### RECORD EXTRACTS
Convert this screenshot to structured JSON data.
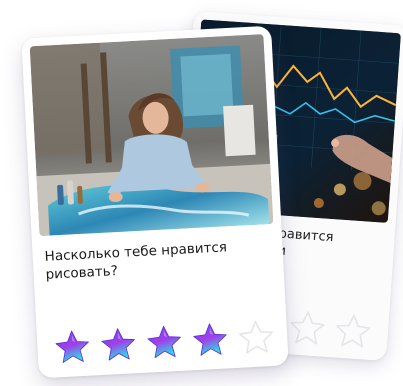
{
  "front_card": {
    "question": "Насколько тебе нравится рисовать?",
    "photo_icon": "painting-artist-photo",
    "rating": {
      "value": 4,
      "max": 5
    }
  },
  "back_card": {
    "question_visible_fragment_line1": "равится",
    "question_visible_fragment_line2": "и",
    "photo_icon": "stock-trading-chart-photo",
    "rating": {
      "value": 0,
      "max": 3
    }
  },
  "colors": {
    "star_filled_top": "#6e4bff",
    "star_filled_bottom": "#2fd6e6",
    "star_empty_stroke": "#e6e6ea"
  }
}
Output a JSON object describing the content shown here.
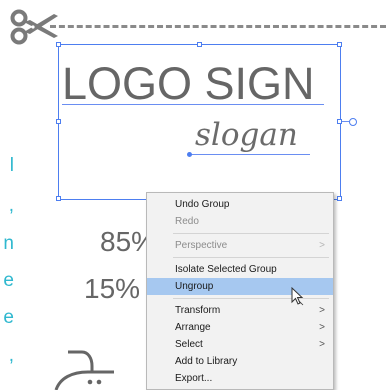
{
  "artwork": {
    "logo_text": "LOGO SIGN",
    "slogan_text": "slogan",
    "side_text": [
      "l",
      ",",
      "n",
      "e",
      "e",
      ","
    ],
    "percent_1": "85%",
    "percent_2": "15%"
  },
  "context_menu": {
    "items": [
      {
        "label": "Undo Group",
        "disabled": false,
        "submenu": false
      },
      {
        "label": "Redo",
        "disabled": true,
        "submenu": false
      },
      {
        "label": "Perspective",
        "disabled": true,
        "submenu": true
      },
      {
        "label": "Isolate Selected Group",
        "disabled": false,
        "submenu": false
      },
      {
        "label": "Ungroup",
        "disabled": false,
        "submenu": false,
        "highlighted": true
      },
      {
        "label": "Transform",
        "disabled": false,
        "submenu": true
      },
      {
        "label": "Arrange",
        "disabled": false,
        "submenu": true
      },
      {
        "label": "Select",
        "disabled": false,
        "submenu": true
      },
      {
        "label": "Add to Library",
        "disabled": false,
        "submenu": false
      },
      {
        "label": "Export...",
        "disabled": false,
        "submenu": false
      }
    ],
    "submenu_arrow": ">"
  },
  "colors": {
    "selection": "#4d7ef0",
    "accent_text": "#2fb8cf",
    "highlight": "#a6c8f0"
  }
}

...

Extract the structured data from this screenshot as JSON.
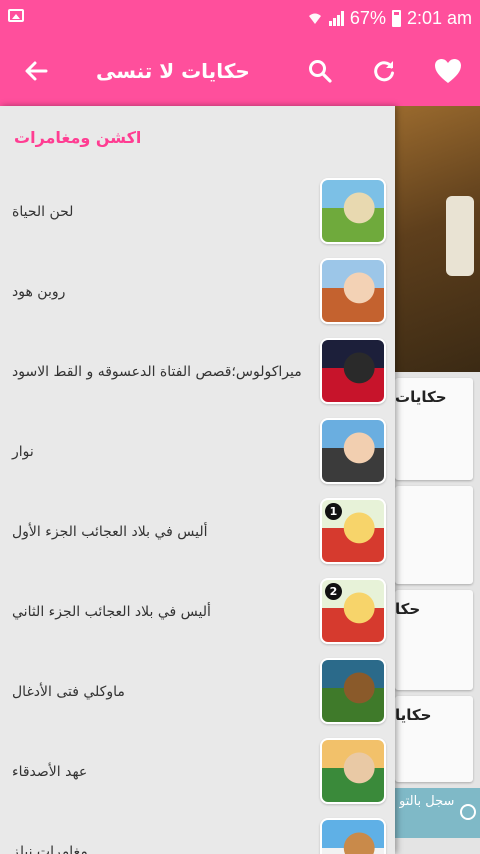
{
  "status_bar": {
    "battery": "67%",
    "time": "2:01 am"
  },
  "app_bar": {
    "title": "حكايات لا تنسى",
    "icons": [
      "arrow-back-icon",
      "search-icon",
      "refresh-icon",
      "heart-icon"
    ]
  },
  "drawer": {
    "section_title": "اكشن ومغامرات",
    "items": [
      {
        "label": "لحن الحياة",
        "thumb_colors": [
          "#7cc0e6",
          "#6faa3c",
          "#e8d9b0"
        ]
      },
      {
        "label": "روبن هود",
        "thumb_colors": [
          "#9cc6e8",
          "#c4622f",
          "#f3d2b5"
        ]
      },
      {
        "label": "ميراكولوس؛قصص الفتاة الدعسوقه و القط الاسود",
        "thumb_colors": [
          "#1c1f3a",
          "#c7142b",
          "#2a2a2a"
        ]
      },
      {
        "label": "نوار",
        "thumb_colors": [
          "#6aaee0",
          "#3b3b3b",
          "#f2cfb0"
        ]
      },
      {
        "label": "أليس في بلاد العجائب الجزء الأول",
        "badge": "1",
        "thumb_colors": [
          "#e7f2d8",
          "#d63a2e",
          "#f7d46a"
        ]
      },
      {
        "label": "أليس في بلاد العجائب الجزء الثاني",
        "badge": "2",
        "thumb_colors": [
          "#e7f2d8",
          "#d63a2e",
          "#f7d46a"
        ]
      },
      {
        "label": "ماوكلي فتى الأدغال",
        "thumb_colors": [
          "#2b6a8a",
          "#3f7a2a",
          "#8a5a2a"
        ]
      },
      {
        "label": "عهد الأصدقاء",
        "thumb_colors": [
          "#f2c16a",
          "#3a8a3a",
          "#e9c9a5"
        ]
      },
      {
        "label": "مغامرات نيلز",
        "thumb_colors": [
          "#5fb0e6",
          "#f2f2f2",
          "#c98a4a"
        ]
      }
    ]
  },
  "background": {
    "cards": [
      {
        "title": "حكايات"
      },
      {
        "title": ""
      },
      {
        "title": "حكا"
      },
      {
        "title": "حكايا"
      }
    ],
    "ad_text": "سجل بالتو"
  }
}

### SHORT TASK
Where does the word "أليس" appear? Return each line that holds it.

### RESPONSE TO THIS TASK
        "label": "أليس في بلاد العجائب الجزء الأول",
        "label": "أليس في بلاد العجائب الجزء الثاني",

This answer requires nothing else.